Description of the task:
Report every line in the listing below where the string "color" shows up.

Data entries:
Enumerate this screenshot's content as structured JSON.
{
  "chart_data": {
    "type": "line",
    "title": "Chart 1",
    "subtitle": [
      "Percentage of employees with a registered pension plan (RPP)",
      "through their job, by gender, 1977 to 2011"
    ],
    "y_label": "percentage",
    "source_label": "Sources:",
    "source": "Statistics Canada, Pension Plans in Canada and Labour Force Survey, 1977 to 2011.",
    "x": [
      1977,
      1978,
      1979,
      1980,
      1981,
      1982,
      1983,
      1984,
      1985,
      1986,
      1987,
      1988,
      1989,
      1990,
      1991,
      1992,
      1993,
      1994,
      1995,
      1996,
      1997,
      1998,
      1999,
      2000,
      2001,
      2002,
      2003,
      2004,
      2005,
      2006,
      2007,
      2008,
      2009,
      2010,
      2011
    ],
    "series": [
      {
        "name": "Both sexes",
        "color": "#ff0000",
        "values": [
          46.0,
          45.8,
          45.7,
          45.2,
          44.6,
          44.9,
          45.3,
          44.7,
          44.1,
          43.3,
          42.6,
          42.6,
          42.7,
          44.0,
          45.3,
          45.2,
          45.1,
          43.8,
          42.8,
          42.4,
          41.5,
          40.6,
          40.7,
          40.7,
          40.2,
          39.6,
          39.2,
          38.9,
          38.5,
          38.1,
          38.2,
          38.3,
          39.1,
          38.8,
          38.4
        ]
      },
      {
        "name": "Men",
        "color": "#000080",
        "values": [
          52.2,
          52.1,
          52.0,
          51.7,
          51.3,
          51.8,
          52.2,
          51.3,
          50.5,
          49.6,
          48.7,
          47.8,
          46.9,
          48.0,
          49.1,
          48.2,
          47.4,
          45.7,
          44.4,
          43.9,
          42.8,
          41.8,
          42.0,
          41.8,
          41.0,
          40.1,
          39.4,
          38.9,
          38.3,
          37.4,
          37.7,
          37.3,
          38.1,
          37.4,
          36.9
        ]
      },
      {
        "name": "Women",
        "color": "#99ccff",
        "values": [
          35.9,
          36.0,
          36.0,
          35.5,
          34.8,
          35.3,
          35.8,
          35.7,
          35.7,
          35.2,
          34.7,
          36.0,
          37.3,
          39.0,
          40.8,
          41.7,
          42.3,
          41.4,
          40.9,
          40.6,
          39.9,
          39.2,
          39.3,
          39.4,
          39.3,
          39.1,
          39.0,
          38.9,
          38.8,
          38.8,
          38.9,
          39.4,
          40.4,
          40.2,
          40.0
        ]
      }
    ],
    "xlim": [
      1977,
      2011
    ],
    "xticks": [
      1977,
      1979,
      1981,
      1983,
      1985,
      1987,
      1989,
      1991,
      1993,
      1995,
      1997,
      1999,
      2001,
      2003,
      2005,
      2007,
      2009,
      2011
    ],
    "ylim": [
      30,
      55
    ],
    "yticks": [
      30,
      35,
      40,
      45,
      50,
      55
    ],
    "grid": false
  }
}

Exercise response:
        "color": "#ff0000",
        "color": "#000080",
        "color": "#99ccff",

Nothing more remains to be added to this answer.